Chart and figure data:
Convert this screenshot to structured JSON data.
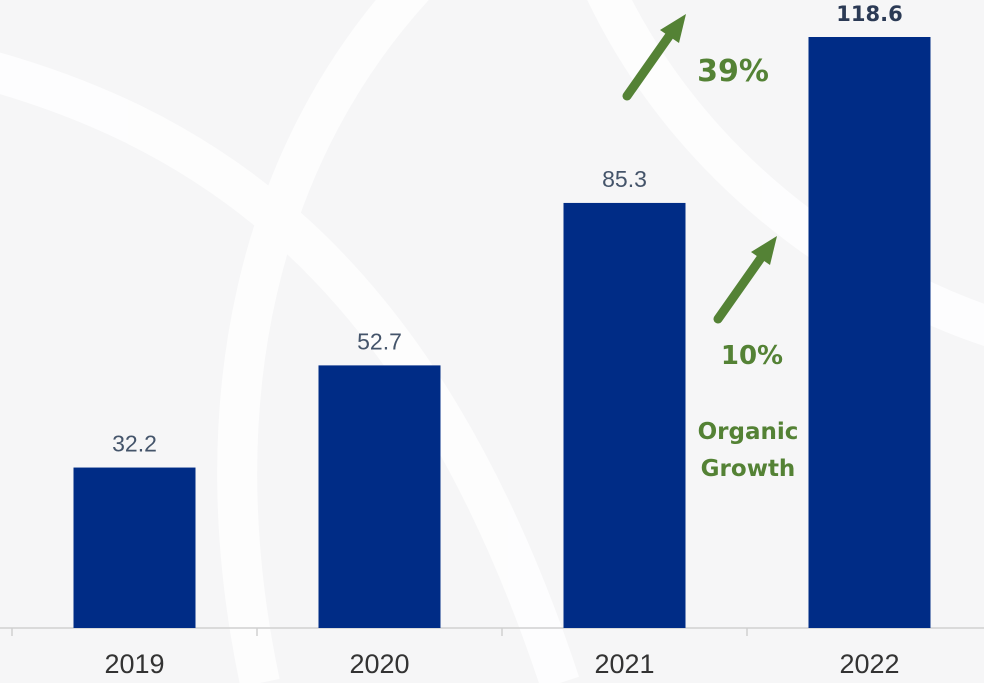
{
  "chart_data": {
    "type": "bar",
    "categories": [
      "2019",
      "2020",
      "2021",
      "2022"
    ],
    "values": [
      32.2,
      52.7,
      85.3,
      118.6
    ],
    "color": "#002c86",
    "annotations": [
      "39%",
      "10%",
      "Organic Growth"
    ]
  }
}
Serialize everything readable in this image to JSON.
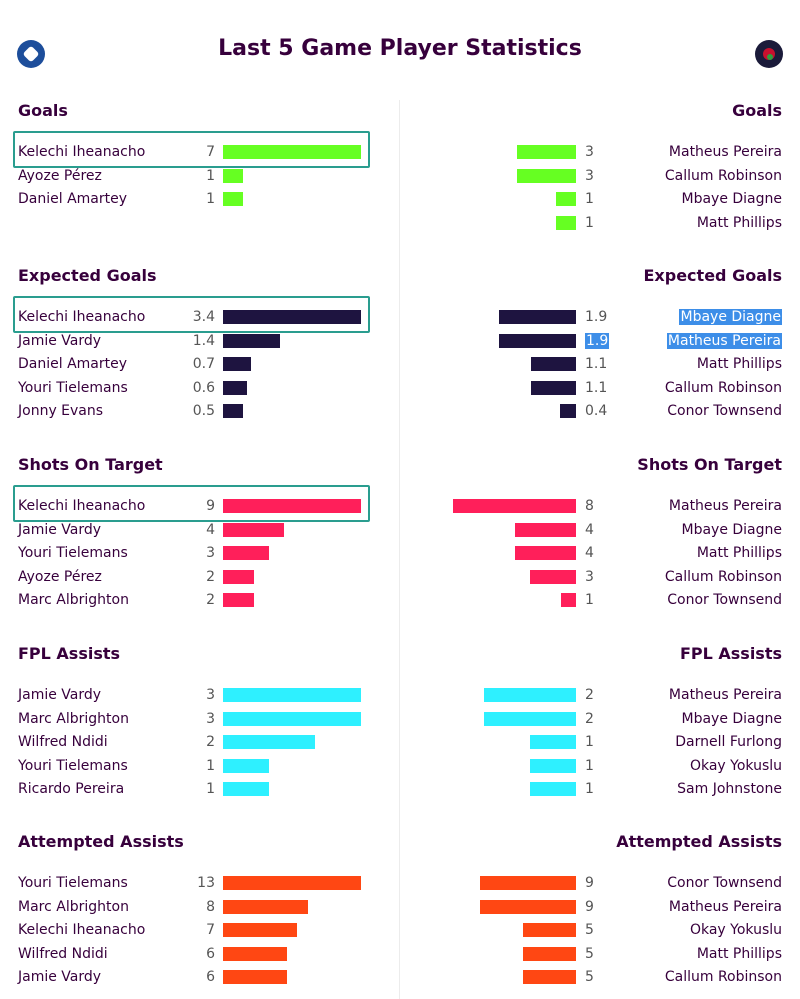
{
  "page": {
    "title": "Last 5 Game Player Statistics",
    "left_crest_icon": "leicester-crest-icon",
    "right_crest_icon": "west-brom-crest-icon"
  },
  "chart_data": [
    {
      "type": "bar",
      "title": "Goals",
      "color": "#66ff22",
      "max": 7,
      "left": [
        {
          "name": "Kelechi Iheanacho",
          "value": 7,
          "highlight": true
        },
        {
          "name": "Ayoze Pérez",
          "value": 1
        },
        {
          "name": "Daniel Amartey",
          "value": 1
        }
      ],
      "right": [
        {
          "name": "Matheus Pereira",
          "value": 3
        },
        {
          "name": "Callum Robinson",
          "value": 3
        },
        {
          "name": "Mbaye Diagne",
          "value": 1
        },
        {
          "name": "Matt Phillips",
          "value": 1
        }
      ]
    },
    {
      "type": "bar",
      "title": "Expected Goals",
      "color": "#1e1440",
      "max": 3.4,
      "left": [
        {
          "name": "Kelechi Iheanacho",
          "value": 3.4,
          "highlight": true
        },
        {
          "name": "Jamie Vardy",
          "value": 1.4
        },
        {
          "name": "Daniel Amartey",
          "value": 0.7
        },
        {
          "name": "Youri Tielemans",
          "value": 0.6
        },
        {
          "name": "Jonny Evans",
          "value": 0.5
        }
      ],
      "right": [
        {
          "name": "Mbaye Diagne",
          "value": 1.9,
          "selected_name": true
        },
        {
          "name": "Matheus Pereira",
          "value": 1.9,
          "selected_name": true,
          "selected_value": true
        },
        {
          "name": "Matt Phillips",
          "value": 1.1
        },
        {
          "name": "Callum Robinson",
          "value": 1.1
        },
        {
          "name": "Conor Townsend",
          "value": 0.4
        }
      ]
    },
    {
      "type": "bar",
      "title": "Shots On Target",
      "color": "#ff1f5a",
      "max": 9,
      "left": [
        {
          "name": "Kelechi Iheanacho",
          "value": 9,
          "highlight": true
        },
        {
          "name": "Jamie Vardy",
          "value": 4
        },
        {
          "name": "Youri Tielemans",
          "value": 3
        },
        {
          "name": "Ayoze Pérez",
          "value": 2
        },
        {
          "name": "Marc Albrighton",
          "value": 2
        }
      ],
      "right": [
        {
          "name": "Matheus Pereira",
          "value": 8
        },
        {
          "name": "Mbaye Diagne",
          "value": 4
        },
        {
          "name": "Matt Phillips",
          "value": 4
        },
        {
          "name": "Callum Robinson",
          "value": 3
        },
        {
          "name": "Conor Townsend",
          "value": 1
        }
      ]
    },
    {
      "type": "bar",
      "title": "FPL Assists",
      "color": "#2ef0ff",
      "max": 3,
      "left": [
        {
          "name": "Jamie Vardy",
          "value": 3
        },
        {
          "name": "Marc Albrighton",
          "value": 3
        },
        {
          "name": "Wilfred Ndidi",
          "value": 2
        },
        {
          "name": "Youri Tielemans",
          "value": 1
        },
        {
          "name": "Ricardo Pereira",
          "value": 1
        }
      ],
      "right": [
        {
          "name": "Matheus Pereira",
          "value": 2
        },
        {
          "name": "Mbaye Diagne",
          "value": 2
        },
        {
          "name": "Darnell Furlong",
          "value": 1
        },
        {
          "name": "Okay Yokuslu",
          "value": 1
        },
        {
          "name": "Sam Johnstone",
          "value": 1
        }
      ]
    },
    {
      "type": "bar",
      "title": "Attempted Assists",
      "color": "#ff4713",
      "max": 13,
      "left": [
        {
          "name": "Youri Tielemans",
          "value": 13
        },
        {
          "name": "Marc Albrighton",
          "value": 8
        },
        {
          "name": "Kelechi Iheanacho",
          "value": 7
        },
        {
          "name": "Wilfred Ndidi",
          "value": 6
        },
        {
          "name": "Jamie Vardy",
          "value": 6
        }
      ],
      "right": [
        {
          "name": "Conor Townsend",
          "value": 9
        },
        {
          "name": "Matheus Pereira",
          "value": 9
        },
        {
          "name": "Okay Yokuslu",
          "value": 5
        },
        {
          "name": "Matt Phillips",
          "value": 5
        },
        {
          "name": "Callum Robinson",
          "value": 5
        }
      ]
    }
  ]
}
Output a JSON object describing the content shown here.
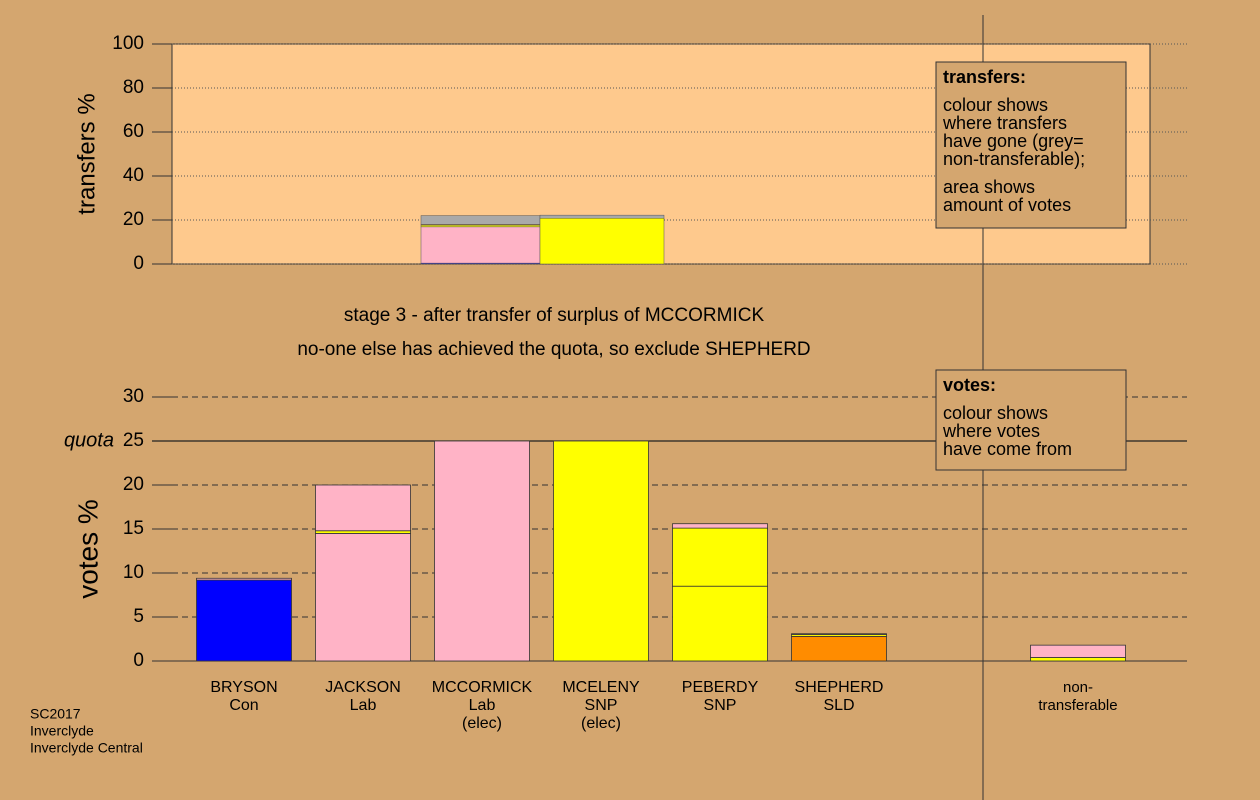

- The exercise: Search the data above for the word "title", then gather each line in which it appears.

- Response to the exercise:
    "title": "Last 5 Game Player Statistics",
      "title": "Goals",
      "title": "Expected Goals",
      "title": "Shots On Target",
      "title": "FPL Assists",
      "title": "Attempted Assists",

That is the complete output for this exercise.